(Dataset entries)
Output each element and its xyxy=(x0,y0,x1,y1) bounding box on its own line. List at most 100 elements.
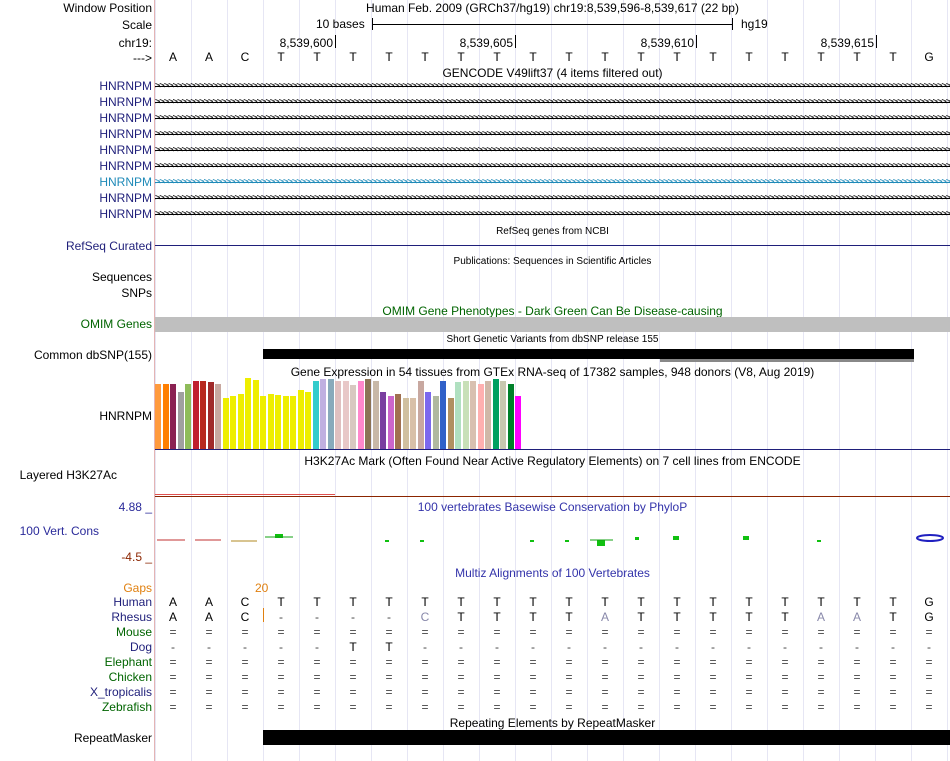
gene-transcript[interactable]: >>>>>>>>>>>>>>>>>>>>>>>>>>>>>>>>>>>>>>>>… xyxy=(155,129,950,140)
gtex-tissue-bar[interactable] xyxy=(477,384,484,449)
gene-transcript[interactable]: >>>>>>>>>>>>>>>>>>>>>>>>>>>>>>>>>>>>>>>>… xyxy=(155,145,950,156)
gtex-tissue-bar[interactable] xyxy=(200,381,206,449)
gtex-tissue-bar[interactable] xyxy=(380,392,386,449)
gtex-tissue-bar[interactable] xyxy=(312,381,319,449)
gtex-tissue-bar[interactable] xyxy=(500,381,506,449)
species-label[interactable]: Dog xyxy=(129,640,152,654)
repeatmasker-label[interactable]: RepeatMasker xyxy=(73,731,152,745)
gtex-tissue-bar[interactable] xyxy=(387,396,394,449)
publications-title[interactable]: Publications: Sequences in Scientific Ar… xyxy=(453,256,652,267)
gencode-title[interactable]: GENCODE V49lift37 (4 items filtered out) xyxy=(442,66,663,80)
gtex-tissue-bar[interactable] xyxy=(447,398,454,449)
phylop-title[interactable]: 100 vertebrates Basewise Conservation by… xyxy=(417,500,688,514)
gtex-tissue-bar[interactable] xyxy=(320,379,326,449)
gene-label[interactable]: HNRNPM xyxy=(99,143,152,157)
repeatmasker-title[interactable]: Repeating Elements by RepeatMasker xyxy=(449,716,656,730)
dbsnp-variant-grey[interactable] xyxy=(660,357,914,362)
gtex-tissue-bar[interactable] xyxy=(305,392,311,449)
species-label[interactable]: Human xyxy=(113,595,152,609)
snps-label[interactable]: SNPs xyxy=(121,286,152,300)
gtex-tissue-bar[interactable] xyxy=(177,392,184,449)
gtex-tissue-bar[interactable] xyxy=(192,381,199,449)
h3k27ac-title[interactable]: H3K27Ac Mark (Often Found Near Active Re… xyxy=(304,454,801,468)
species-label[interactable]: Zebrafish xyxy=(101,700,152,714)
track-area[interactable]: Human Feb. 2009 (GRCh37/hg19) chr19:8,53… xyxy=(155,0,950,761)
h3k27ac-label[interactable]: Layered H3K27Ac xyxy=(19,468,117,482)
species-label[interactable]: Elephant xyxy=(104,655,152,669)
gene-transcript[interactable]: >>>>>>>>>>>>>>>>>>>>>>>>>>>>>>>>>>>>>>>>… xyxy=(155,161,950,172)
phylop-signal[interactable] xyxy=(155,528,950,558)
gtex-tissue-bar[interactable] xyxy=(267,394,274,449)
gene-label[interactable]: HNRNPM xyxy=(99,95,152,109)
gtex-tissue-bar[interactable] xyxy=(432,396,439,449)
gtex-tissue-bar[interactable] xyxy=(455,382,461,449)
species-label[interactable]: Mouse xyxy=(115,625,152,639)
gtex-tissue-bar[interactable] xyxy=(282,396,289,449)
phylop-label[interactable]: 100 Vert. Cons xyxy=(19,524,99,538)
gtex-tissue-bar[interactable] xyxy=(515,396,521,449)
gene-label[interactable]: HNRNPM xyxy=(99,207,152,221)
gene-transcript[interactable]: >>>>>>>>>>>>>>>>>>>>>>>>>>>>>>>>>>>>>>>>… xyxy=(155,177,950,188)
refseq-title[interactable]: RefSeq genes from NCBI xyxy=(496,226,609,237)
gene-transcript[interactable]: >>>>>>>>>>>>>>>>>>>>>>>>>>>>>>>>>>>>>>>>… xyxy=(155,193,950,204)
gtex-tissue-bar[interactable] xyxy=(222,398,229,449)
gtex-title[interactable]: Gene Expression in 54 tissues from GTEx … xyxy=(290,365,815,379)
gtex-tissue-bar[interactable] xyxy=(417,381,424,449)
gene-label[interactable]: HNRNPM xyxy=(99,111,152,125)
gtex-tissue-bar[interactable] xyxy=(207,382,214,449)
gene-transcript[interactable]: >>>>>>>>>>>>>>>>>>>>>>>>>>>>>>>>>>>>>>>>… xyxy=(155,97,950,108)
gtex-tissue-bar[interactable] xyxy=(260,396,266,449)
omim-label[interactable]: OMIM Genes xyxy=(80,317,152,331)
gtex-tissue-bar[interactable] xyxy=(507,384,514,449)
gtex-tissue-bar[interactable] xyxy=(230,396,236,449)
gtex-tissue-bar[interactable] xyxy=(350,385,356,449)
gtex-tissue-bar[interactable] xyxy=(155,384,161,449)
gtex-tissue-bar[interactable] xyxy=(342,381,349,449)
gtex-tissue-bar[interactable] xyxy=(327,379,334,449)
gene-transcript[interactable]: >>>>>>>>>>>>>>>>>>>>>>>>>>>>>>>>>>>>>>>>… xyxy=(155,209,950,220)
refseq-gene-line[interactable] xyxy=(155,245,950,246)
gtex-tissue-bar[interactable] xyxy=(290,396,296,449)
gtex-tissue-bar[interactable] xyxy=(485,381,491,449)
omim-title[interactable]: OMIM Gene Phenotypes - Dark Green Can Be… xyxy=(382,304,723,318)
gtex-tissue-bar[interactable] xyxy=(252,380,259,449)
species-label[interactable]: X_tropicalis xyxy=(89,685,152,699)
gene-transcript[interactable]: >>>>>>>>>>>>>>>>>>>>>>>>>>>>>>>>>>>>>>>>… xyxy=(155,113,950,124)
dbsnp-title[interactable]: Short Genetic Variants from dbSNP releas… xyxy=(446,334,659,345)
sequences-label[interactable]: Sequences xyxy=(91,270,152,284)
gtex-tissue-bar[interactable] xyxy=(425,392,431,449)
gtex-tissue-bar[interactable] xyxy=(372,381,379,449)
gtex-tissue-bars[interactable] xyxy=(155,378,950,449)
refseq-label[interactable]: RefSeq Curated xyxy=(65,239,152,253)
strand-label[interactable]: ---> xyxy=(133,51,152,65)
gene-transcript[interactable]: >>>>>>>>>>>>>>>>>>>>>>>>>>>>>>>>>>>>>>>>… xyxy=(155,81,950,92)
gtex-tissue-bar[interactable] xyxy=(297,390,304,449)
gtex-tissue-bar[interactable] xyxy=(357,381,364,449)
gtex-tissue-bar[interactable] xyxy=(335,381,341,449)
gtex-tissue-bar[interactable] xyxy=(245,378,251,449)
gtex-tissue-bar[interactable] xyxy=(185,384,191,449)
multiz-title[interactable]: Multiz Alignments of 100 Vertebrates xyxy=(455,566,650,580)
gene-label[interactable]: HNRNPM xyxy=(99,175,152,189)
gtex-tissue-bar[interactable] xyxy=(275,395,281,449)
gene-label[interactable]: HNRNPM xyxy=(99,127,152,141)
gtex-tissue-bar[interactable] xyxy=(410,398,416,449)
gtex-tissue-bar[interactable] xyxy=(365,379,371,449)
species-label[interactable]: Rhesus xyxy=(111,610,152,624)
gtex-tissue-bar[interactable] xyxy=(462,381,469,449)
omim-feature-bar[interactable] xyxy=(155,317,950,332)
gene-label[interactable]: HNRNPM xyxy=(99,191,152,205)
gtex-tissue-bar[interactable] xyxy=(162,384,169,449)
gtex-tissue-bar[interactable] xyxy=(395,394,401,449)
gtex-tissue-bar[interactable] xyxy=(237,394,244,449)
gene-label[interactable]: HNRNPM xyxy=(99,79,152,93)
gtex-tissue-bar[interactable] xyxy=(492,379,499,449)
gtex-tissue-bar[interactable] xyxy=(215,384,221,449)
dbsnp-variant-black[interactable] xyxy=(263,349,914,359)
gtex-tissue-bar[interactable] xyxy=(440,381,446,449)
gene-label[interactable]: HNRNPM xyxy=(99,159,152,173)
species-label[interactable]: Chicken xyxy=(108,670,152,684)
gtex-tissue-bar[interactable] xyxy=(470,381,476,449)
gtex-tissue-bar[interactable] xyxy=(170,384,176,449)
dbsnp-label[interactable]: Common dbSNP(155) xyxy=(33,348,152,362)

**Problem to solve:**
Only a number is wanted here: the tally of lines in the entries that include the word "Human".

**Exercise answer:**
2